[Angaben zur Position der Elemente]
####################

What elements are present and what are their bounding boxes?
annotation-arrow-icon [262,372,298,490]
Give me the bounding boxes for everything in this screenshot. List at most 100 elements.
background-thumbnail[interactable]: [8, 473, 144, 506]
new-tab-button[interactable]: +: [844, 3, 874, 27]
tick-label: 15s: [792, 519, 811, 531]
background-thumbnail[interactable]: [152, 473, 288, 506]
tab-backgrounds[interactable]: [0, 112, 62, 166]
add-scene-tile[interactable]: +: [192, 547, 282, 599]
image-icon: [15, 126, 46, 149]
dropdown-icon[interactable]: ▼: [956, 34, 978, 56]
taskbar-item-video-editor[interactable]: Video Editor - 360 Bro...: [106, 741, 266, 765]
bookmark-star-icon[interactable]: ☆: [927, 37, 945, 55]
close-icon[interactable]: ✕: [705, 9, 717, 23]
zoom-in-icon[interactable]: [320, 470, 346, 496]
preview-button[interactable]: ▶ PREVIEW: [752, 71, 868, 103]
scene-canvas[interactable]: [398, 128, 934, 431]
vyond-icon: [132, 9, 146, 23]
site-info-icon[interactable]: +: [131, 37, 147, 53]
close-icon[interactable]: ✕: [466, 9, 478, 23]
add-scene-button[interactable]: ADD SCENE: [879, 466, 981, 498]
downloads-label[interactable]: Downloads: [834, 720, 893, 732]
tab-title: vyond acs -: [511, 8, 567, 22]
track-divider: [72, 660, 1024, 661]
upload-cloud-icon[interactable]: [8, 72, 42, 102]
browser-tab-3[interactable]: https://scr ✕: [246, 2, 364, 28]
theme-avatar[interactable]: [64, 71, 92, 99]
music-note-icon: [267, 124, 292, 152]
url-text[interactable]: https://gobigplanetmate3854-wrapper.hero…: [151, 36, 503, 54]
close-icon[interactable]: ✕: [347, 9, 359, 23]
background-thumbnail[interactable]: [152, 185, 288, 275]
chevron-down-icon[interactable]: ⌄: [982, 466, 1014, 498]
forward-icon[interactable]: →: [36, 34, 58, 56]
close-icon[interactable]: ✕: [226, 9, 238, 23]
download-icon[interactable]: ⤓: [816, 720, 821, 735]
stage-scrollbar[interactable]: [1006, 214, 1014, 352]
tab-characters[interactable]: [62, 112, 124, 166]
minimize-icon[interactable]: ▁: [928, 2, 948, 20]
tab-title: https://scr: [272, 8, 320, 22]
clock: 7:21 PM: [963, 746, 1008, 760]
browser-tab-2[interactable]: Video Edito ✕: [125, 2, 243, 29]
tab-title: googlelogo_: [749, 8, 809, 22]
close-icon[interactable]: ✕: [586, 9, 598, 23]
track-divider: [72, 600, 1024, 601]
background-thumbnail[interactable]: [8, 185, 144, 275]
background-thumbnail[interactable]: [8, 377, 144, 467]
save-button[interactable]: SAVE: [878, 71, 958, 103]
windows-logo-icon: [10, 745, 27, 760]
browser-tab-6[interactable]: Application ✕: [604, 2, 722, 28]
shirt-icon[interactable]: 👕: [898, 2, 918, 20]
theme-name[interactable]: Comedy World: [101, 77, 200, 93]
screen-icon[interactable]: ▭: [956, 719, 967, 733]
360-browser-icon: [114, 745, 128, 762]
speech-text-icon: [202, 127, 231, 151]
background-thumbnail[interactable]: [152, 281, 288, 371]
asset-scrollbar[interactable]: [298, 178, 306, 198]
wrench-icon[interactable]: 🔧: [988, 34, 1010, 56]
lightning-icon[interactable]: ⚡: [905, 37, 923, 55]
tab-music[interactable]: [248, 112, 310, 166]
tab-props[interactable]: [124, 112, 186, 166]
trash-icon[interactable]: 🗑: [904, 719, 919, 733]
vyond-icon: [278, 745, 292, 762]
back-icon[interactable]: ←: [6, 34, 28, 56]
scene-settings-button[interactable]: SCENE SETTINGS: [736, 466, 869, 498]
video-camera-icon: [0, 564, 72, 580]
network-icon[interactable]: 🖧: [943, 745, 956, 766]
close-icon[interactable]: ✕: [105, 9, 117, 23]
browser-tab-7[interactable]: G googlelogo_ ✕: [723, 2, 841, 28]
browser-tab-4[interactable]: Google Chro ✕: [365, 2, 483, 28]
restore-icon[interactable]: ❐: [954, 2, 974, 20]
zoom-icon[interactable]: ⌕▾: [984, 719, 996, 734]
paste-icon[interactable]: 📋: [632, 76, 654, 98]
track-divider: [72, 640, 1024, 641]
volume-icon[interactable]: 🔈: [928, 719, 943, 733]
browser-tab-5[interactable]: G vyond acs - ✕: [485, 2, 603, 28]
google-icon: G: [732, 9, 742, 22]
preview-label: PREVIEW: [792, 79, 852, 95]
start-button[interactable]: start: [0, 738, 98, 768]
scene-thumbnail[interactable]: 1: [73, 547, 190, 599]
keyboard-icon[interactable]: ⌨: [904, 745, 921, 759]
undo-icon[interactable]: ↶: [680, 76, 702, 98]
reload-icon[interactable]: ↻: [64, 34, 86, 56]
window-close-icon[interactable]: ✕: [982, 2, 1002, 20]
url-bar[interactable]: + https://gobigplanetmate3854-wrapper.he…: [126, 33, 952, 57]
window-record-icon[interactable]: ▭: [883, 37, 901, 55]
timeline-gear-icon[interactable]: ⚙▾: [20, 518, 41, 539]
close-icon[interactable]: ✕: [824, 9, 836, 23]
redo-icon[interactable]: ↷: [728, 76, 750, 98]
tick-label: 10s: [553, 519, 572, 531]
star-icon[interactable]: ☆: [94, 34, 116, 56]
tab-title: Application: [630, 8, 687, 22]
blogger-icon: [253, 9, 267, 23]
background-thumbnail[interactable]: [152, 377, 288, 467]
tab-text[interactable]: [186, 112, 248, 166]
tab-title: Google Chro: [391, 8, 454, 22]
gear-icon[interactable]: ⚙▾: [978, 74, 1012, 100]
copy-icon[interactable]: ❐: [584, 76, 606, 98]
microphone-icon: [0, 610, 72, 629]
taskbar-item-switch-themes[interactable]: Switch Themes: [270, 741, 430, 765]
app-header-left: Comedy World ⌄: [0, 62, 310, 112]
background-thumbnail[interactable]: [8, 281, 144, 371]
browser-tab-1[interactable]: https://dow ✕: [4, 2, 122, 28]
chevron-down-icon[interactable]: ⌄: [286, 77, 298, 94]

####################

◆ **ARBEITSANWEISUNG**
Tippe alle Zeilen oben vollständig und unverändert ab.

◆ **VOLLSTÄNDIGE AUSGABE**
What elements are present and what are their bounding boxes?
annotation-arrow-icon [262,372,298,490]
Give me the bounding boxes for everything in this screenshot. List at most 100 elements.
background-thumbnail[interactable]: [8, 473, 144, 506]
new-tab-button[interactable]: +: [844, 3, 874, 27]
tick-label: 15s: [792, 519, 811, 531]
background-thumbnail[interactable]: [152, 473, 288, 506]
tab-backgrounds[interactable]: [0, 112, 62, 166]
add-scene-tile[interactable]: +: [192, 547, 282, 599]
image-icon: [15, 126, 46, 149]
dropdown-icon[interactable]: ▼: [956, 34, 978, 56]
taskbar-item-video-editor[interactable]: Video Editor - 360 Bro...: [106, 741, 266, 765]
bookmark-star-icon[interactable]: ☆: [927, 37, 945, 55]
close-icon[interactable]: ✕: [705, 9, 717, 23]
zoom-in-icon[interactable]: [320, 470, 346, 496]
preview-button[interactable]: ▶ PREVIEW: [752, 71, 868, 103]
scene-canvas[interactable]: [398, 128, 934, 431]
vyond-icon: [132, 9, 146, 23]
site-info-icon[interactable]: +: [131, 37, 147, 53]
close-icon[interactable]: ✕: [466, 9, 478, 23]
add-scene-button[interactable]: ADD SCENE: [879, 466, 981, 498]
downloads-label[interactable]: Downloads: [834, 720, 893, 732]
tab-title: vyond acs -: [511, 8, 567, 22]
track-divider: [72, 660, 1024, 661]
upload-cloud-icon[interactable]: [8, 72, 42, 102]
browser-tab-3[interactable]: https://scr ✕: [246, 2, 364, 28]
theme-avatar[interactable]: [64, 71, 92, 99]
music-note-icon: [267, 124, 292, 152]
url-text[interactable]: https://gobigplanetmate3854-wrapper.hero…: [151, 36, 503, 54]
close-icon[interactable]: ✕: [347, 9, 359, 23]
background-thumbnail[interactable]: [152, 185, 288, 275]
chevron-down-icon[interactable]: ⌄: [982, 466, 1014, 498]
forward-icon[interactable]: →: [36, 34, 58, 56]
close-icon[interactable]: ✕: [226, 9, 238, 23]
download-icon[interactable]: ⤓: [816, 720, 821, 735]
stage-scrollbar[interactable]: [1006, 214, 1014, 352]
tab-characters[interactable]: [62, 112, 124, 166]
minimize-icon[interactable]: ▁: [928, 2, 948, 20]
tab-title: https://scr: [272, 8, 320, 22]
clock: 7:21 PM: [963, 746, 1008, 760]
browser-tab-2[interactable]: Video Edito ✕: [125, 2, 243, 29]
tab-title: googlelogo_: [749, 8, 809, 22]
close-icon[interactable]: ✕: [586, 9, 598, 23]
track-divider: [72, 600, 1024, 601]
background-thumbnail[interactable]: [8, 185, 144, 275]
background-thumbnail[interactable]: [8, 377, 144, 467]
save-button[interactable]: SAVE: [878, 71, 958, 103]
windows-logo-icon: [10, 745, 27, 760]
browser-tab-6[interactable]: Application ✕: [604, 2, 722, 28]
shirt-icon[interactable]: 👕: [898, 2, 918, 20]
theme-name[interactable]: Comedy World: [101, 77, 200, 93]
screen-icon[interactable]: ▭: [956, 719, 967, 733]
360-browser-icon: [114, 745, 128, 762]
speech-text-icon: [202, 127, 231, 151]
background-thumbnail[interactable]: [152, 281, 288, 371]
asset-scrollbar[interactable]: [298, 178, 306, 198]
wrench-icon[interactable]: 🔧: [988, 34, 1010, 56]
lightning-icon[interactable]: ⚡: [905, 37, 923, 55]
tab-music[interactable]: [248, 112, 310, 166]
tab-props[interactable]: [124, 112, 186, 166]
trash-icon[interactable]: 🗑: [904, 719, 919, 733]
vyond-icon: [278, 745, 292, 762]
back-icon[interactable]: ←: [6, 34, 28, 56]
scene-settings-button[interactable]: SCENE SETTINGS: [736, 466, 869, 498]
video-camera-icon: [0, 564, 72, 580]
network-icon[interactable]: 🖧: [943, 745, 956, 766]
close-icon[interactable]: ✕: [105, 9, 117, 23]
browser-tab-7[interactable]: G googlelogo_ ✕: [723, 2, 841, 28]
browser-tab-4[interactable]: Google Chro ✕: [365, 2, 483, 28]
restore-icon[interactable]: ❐: [954, 2, 974, 20]
zoom-icon[interactable]: ⌕▾: [984, 719, 996, 734]
paste-icon[interactable]: 📋: [632, 76, 654, 98]
track-divider: [72, 640, 1024, 641]
volume-icon[interactable]: 🔈: [928, 719, 943, 733]
browser-tab-5[interactable]: G vyond acs - ✕: [485, 2, 603, 28]
google-icon: G: [732, 9, 742, 22]
preview-label: PREVIEW: [792, 79, 852, 95]
start-button[interactable]: start: [0, 738, 98, 768]
scene-thumbnail[interactable]: 1: [73, 547, 190, 599]
keyboard-icon[interactable]: ⌨: [904, 745, 921, 759]
undo-icon[interactable]: ↶: [680, 76, 702, 98]
reload-icon[interactable]: ↻: [64, 34, 86, 56]
window-close-icon[interactable]: ✕: [982, 2, 1002, 20]
url-bar[interactable]: + https://gobigplanetmate3854-wrapper.he…: [126, 33, 952, 57]
window-record-icon[interactable]: ▭: [883, 37, 901, 55]
timeline-gear-icon[interactable]: ⚙▾: [20, 518, 41, 539]
close-icon[interactable]: ✕: [824, 9, 836, 23]
redo-icon[interactable]: ↷: [728, 76, 750, 98]
tick-label: 10s: [553, 519, 572, 531]
star-icon[interactable]: ☆: [94, 34, 116, 56]
tab-title: Application: [630, 8, 687, 22]
blogger-icon: [253, 9, 267, 23]
background-thumbnail[interactable]: [152, 377, 288, 467]
tab-text[interactable]: [186, 112, 248, 166]
tab-title: Google Chro: [391, 8, 454, 22]
gear-icon[interactable]: ⚙▾: [978, 74, 1012, 100]
copy-icon[interactable]: ❐: [584, 76, 606, 98]
microphone-icon: [0, 610, 72, 629]
taskbar-item-switch-themes[interactable]: Switch Themes: [270, 741, 430, 765]
app-header-left: Comedy World ⌄: [0, 62, 310, 112]
background-thumbnail[interactable]: [8, 281, 144, 371]
browser-tab-1[interactable]: https://dow ✕: [4, 2, 122, 28]
chevron-down-icon[interactable]: ⌄: [286, 77, 298, 94]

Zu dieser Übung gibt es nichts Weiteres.